### What to produce
From the comments on Bulger's prison death below, copy word for word the passage that begins at "Nothing is conclusively" and stops after "but sometimes imperceptibly.".

### Source text
========

Missed the edit, but there is also precedent of corrupt federal officials facilitating a murder in the Bulger case: FBI agents tipped off Bulger about an informant against him so that Bulger could murder the man before he was able to enter the witness protection program.

It’s the possible corruption that concerns me the most. It needs to be thoroughly investigated.

The Bulger killing won’t be the only criminal activity they’ve been involved with. Getting in bed with the mob opens up the possibility of other organized crime within the prison system.

Nothing is conclusively known yet. An investigation is a logical first step.

Maybe his prison transfer into the arms of a known mob hit man was just a coincidence. I find that very hard to swallow, but stranger things happen every day.

Any man’s death diminishes me, yes, but sometimes imperceptibly.

Reportedly the same FBI who couldn’t find him for decades will now be investigating his death.

Wait, you’re suggesting that organized crime might be found within the prison system? Let’s not go overboard with the wacky conspiracy theories!

I think this death actually added to me.

So do you favor prison officials having the power to place any prisoner into solitary confinement at will for as long as they want? Or do you feel there should be procedures regulating who gets placed in solitary confinement and how long they remain there?

Because the latter case is how it works. You can’t just arbitrarily put somebody into some special status like solitary confinement or protective custody or administrative segregation or special housing (all of which are distinct categories, each with their own set of procedures - and that only covers one state) because you have a feeling. You have to be able to identify a specific reason which shows this particular individual is in some specific danger at this time. And the prisoner has the right to challenge the decision and ask to be placed back into general population.

Was he left without supervision? Because around here, the sanctioned hits against informers are usually done when the guard has left his post.

Around here, ordinary murders, where one violent crim with poor anger management kills someone you’ve never heard of, normally happen almost immediately after the argument.

Three associates killing somebody doesn’t sound like normal prison violence, but I’ll only call corruption when I hear that the guard had left his post or that a ‘mistake’ was made about inmate contact.

========

(A run of entries)
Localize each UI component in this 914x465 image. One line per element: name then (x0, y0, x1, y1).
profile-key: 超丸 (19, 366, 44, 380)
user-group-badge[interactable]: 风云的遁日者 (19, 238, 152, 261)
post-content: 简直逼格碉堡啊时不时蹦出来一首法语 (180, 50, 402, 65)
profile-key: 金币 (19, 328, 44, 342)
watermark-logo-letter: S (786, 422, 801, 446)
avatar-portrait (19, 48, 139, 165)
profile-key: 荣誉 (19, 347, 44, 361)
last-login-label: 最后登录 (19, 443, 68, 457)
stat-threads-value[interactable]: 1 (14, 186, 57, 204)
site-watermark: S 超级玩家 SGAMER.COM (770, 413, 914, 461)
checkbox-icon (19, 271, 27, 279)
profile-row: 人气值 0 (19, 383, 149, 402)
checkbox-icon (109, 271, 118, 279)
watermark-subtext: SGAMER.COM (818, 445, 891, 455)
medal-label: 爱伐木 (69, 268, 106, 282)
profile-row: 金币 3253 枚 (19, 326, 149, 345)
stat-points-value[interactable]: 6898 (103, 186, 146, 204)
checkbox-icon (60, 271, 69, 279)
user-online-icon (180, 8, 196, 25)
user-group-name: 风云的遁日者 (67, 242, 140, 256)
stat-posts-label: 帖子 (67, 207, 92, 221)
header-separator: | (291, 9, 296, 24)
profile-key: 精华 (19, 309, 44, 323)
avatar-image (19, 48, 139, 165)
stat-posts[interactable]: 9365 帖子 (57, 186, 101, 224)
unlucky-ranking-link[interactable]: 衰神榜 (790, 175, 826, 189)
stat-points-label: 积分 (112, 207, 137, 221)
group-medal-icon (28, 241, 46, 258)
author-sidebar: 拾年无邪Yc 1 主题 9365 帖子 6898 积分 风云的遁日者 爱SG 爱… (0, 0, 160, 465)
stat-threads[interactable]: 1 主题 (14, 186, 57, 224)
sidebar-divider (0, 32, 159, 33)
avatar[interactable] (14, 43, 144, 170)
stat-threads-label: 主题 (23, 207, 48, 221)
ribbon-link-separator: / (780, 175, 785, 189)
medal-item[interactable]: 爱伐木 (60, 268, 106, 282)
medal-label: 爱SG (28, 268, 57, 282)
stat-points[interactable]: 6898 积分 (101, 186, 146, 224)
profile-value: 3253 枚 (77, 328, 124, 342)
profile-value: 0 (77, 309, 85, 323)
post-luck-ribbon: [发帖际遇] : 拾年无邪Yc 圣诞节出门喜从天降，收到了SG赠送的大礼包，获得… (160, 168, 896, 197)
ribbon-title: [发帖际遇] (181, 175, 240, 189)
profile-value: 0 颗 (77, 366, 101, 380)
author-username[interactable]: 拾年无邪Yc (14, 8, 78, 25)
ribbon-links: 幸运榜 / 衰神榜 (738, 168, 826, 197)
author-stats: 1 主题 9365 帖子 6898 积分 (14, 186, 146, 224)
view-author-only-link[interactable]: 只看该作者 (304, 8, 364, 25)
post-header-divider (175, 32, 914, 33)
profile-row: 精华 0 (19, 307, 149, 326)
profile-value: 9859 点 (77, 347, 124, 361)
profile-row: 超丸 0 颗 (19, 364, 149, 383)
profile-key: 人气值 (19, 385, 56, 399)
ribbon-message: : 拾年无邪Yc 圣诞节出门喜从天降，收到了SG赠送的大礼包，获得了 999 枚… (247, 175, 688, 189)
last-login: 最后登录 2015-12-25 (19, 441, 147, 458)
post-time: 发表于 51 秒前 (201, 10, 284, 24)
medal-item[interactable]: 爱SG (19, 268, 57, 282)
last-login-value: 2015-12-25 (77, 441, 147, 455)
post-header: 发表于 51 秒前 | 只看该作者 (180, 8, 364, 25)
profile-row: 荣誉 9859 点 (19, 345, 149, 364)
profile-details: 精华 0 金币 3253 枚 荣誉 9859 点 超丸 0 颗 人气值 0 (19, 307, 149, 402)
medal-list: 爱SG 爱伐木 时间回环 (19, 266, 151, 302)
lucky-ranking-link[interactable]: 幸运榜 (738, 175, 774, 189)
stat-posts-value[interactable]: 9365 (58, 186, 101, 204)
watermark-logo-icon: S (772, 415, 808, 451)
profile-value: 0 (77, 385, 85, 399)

========

### Completed exercise
Nothing is conclusively known yet. An investigation is a logical first step.

Maybe his prison transfer into the arms of a known mob hit man was just a coincidence. I find that very hard to swallow, but stranger things happen every day.

Any man’s death diminishes me, yes, but sometimes imperceptibly.